WORK TO COMPLETE>
- 1) In the Forresters Manuscript text, why does the book carry the name "Forresters Manuscript"? Answer in one to three sentences.
- 2) According to the Forresters Manuscript text, who found the manuscript when it turned up at an auction house in 1993?
- 3) Pick up the text on the Forresters Manuscript after its final sentence and continue it.

EXTRACT>
----

The Forresters Manuscript is a quarto book of 21 English Robin Hood ballads (including two versions of one ballad, The Jolly Pinder of Wakefield), believed to have been written sometime in the 1670s. It's named the Forresters Manuscript after the first and last ballads in the book, which are both titled in the book, Robin Hood and the Forresters.This manuscript remained undiscovered and unknown for over 300 years after it was written until it turned up at an auction house in 1993, where it was found by the Bristol bookseller A. R. Heath, sold to the London book-dealer Bernard Quaritch Ltd., and then came to rest in the British Library. It was then published for the first time in 1998 as Robin Hood: The Forresters Manuscript, edited by Stephen Knight.

While all 21 ballads had already been published in broadside ballads and garlands in the 17th and 18th centuries, 13 of the ballads in Forresters are noticeably different from how they appear in the broadsides and garlands, 9 of these ballads being substantially longer. 4 of the ballads in Forresters would be the earliest known versions of these ballads. The Forresters Manuscript has been praised by scholars for improving the ballads from how they appeared in the broadsides and garlands. When Stephen Knight and Thomas H. Ohlgren published Robin Hood and Other Outlaw Tales in 1997, they included the Forresters versions of The Noble Fisherman and Robin Hood and Queen Katherine, citing the Forresters versions as the best versions of these ballads.

----

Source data

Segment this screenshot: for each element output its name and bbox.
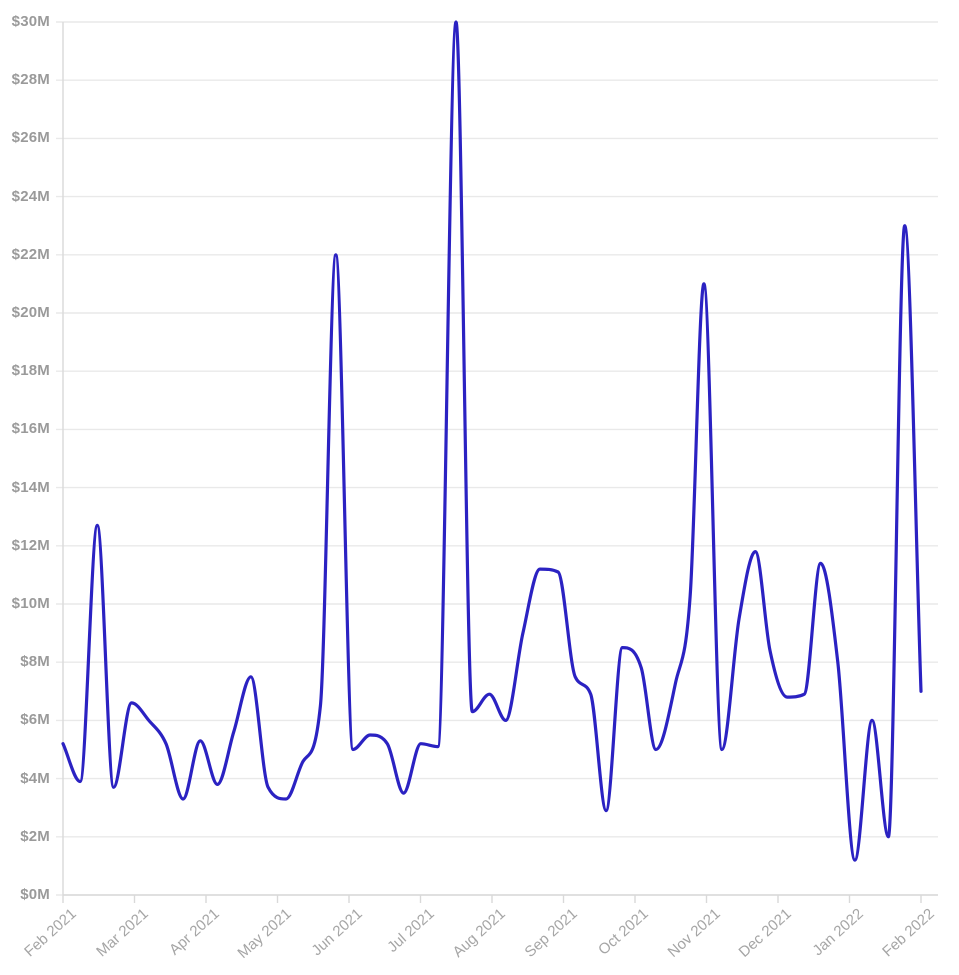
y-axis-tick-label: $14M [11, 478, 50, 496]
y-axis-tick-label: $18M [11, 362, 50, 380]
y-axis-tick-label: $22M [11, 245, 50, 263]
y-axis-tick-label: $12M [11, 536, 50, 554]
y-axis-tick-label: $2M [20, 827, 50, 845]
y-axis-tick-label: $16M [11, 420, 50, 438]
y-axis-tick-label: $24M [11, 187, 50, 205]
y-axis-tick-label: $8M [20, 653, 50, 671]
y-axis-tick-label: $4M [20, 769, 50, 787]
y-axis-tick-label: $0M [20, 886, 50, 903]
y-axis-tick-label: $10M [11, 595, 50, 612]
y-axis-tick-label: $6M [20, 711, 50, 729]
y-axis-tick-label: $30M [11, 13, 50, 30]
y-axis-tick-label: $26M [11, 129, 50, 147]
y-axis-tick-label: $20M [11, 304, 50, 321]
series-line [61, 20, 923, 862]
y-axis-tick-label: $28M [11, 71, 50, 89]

----

PER-TASK ANSWERS>
- 1) The book takes its name from its first and last ballads, which the manuscript both titles Robin Hood and the Forresters.

- 2) The Bristol bookseller A. R. Heath found it.

- 3)
The manuscript 

The original quarto is in the British Library, known as Additional MS 71158. The book is made of binding of smooth dark brown calf, containing 102 unpaginated leaves of paper. Most of the paper is watermarked similar to an example dated to London in 1677, with the first and last few pages containing the watermark "I C O", denoting the papermaker I. Coulard, who was active circa 1671-1686. These watermarks, and the fact that the last 4 ballads appear to be directly copied from the 1670 Robin Hood Garland, have led scholars to conclude the manuscript was written in the 1670s.

The handwriting in the manuscript appears to be by two people. Hand A wrote all of the first 4 ballads, and the opening stanzas of the rest, including all of ballads 9, 10B, and 16. Hand B wrote the bulk of ballads 5-8, 10A, 11-15, and 17-21. Knight speculated that, "the supervisor was a person of leisure, who found the mechanics of copying taxing, and from ballad 5 on usually employed a professional to complete each text."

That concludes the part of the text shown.